[Stored entries]
————————
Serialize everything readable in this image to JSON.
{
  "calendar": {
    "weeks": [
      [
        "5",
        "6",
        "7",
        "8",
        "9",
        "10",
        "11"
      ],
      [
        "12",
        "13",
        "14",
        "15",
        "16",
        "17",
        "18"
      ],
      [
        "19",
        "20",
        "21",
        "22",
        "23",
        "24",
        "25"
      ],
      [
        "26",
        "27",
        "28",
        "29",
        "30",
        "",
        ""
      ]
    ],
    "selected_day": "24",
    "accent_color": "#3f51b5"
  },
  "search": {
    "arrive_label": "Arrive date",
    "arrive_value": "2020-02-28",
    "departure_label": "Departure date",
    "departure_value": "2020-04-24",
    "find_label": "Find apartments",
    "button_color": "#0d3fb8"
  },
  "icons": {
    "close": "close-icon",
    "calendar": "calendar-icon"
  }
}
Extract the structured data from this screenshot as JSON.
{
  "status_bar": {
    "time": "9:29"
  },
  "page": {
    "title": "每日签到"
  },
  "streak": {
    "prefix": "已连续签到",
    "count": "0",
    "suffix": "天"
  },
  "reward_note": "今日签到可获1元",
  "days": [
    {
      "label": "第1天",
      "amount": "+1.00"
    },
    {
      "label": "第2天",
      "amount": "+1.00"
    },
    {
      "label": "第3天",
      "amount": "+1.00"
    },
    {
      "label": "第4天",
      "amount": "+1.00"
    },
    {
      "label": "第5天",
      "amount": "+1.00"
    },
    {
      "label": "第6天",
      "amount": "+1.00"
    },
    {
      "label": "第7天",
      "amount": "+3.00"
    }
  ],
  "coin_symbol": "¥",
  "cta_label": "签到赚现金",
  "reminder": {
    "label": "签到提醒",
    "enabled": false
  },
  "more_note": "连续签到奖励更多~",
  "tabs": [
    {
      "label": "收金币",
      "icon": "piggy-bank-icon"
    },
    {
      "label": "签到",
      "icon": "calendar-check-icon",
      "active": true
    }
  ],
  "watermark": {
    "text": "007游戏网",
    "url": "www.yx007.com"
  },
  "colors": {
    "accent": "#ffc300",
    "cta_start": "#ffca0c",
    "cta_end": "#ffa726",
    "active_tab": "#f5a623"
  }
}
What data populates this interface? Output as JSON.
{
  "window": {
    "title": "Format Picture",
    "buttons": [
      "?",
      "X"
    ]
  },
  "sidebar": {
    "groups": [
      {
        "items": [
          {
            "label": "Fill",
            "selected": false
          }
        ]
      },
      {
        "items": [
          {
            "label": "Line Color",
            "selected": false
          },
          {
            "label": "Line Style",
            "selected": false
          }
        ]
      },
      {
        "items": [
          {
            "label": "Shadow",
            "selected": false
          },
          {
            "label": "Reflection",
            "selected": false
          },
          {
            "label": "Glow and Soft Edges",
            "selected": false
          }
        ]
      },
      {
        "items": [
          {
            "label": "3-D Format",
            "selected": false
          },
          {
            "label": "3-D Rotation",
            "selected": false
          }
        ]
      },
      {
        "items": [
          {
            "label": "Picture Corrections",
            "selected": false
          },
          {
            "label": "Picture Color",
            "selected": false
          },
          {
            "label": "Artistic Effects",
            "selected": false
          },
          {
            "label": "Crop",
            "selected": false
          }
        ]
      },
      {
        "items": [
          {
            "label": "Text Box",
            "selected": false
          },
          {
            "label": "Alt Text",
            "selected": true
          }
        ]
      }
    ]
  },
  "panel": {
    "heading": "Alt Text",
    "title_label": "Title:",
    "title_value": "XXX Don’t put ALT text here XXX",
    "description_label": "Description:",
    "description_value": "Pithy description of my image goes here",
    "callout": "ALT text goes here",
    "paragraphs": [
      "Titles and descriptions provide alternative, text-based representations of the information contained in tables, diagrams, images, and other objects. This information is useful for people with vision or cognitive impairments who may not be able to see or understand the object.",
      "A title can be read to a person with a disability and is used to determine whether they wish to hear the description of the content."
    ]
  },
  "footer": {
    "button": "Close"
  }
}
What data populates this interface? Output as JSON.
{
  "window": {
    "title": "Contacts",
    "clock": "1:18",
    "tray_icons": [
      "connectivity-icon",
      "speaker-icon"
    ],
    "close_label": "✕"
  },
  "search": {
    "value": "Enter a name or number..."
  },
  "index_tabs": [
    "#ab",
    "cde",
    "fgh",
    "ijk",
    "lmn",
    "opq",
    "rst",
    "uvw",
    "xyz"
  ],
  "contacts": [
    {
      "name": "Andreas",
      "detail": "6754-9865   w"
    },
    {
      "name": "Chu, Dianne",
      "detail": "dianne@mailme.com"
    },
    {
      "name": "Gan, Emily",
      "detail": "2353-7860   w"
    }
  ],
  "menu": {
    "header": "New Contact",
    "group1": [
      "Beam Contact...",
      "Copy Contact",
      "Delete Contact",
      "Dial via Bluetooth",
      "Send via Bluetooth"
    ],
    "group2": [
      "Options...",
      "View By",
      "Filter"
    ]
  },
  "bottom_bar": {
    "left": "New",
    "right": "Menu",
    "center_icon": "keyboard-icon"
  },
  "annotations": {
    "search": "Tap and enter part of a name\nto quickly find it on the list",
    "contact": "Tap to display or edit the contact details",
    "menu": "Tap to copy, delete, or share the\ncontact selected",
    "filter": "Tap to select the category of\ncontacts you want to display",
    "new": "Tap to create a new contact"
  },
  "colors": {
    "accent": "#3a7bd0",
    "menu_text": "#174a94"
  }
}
————————
WRITTEN INSTRUCTION =
Pick out each line containing the string "JSON" and copy it.

TASK SOLUTION =
Serialize everything readable in this image to JSON.
Extract the structured data from this screenshot as JSON.
What data populates this interface? Output as JSON.
What data populates this interface? Output as JSON.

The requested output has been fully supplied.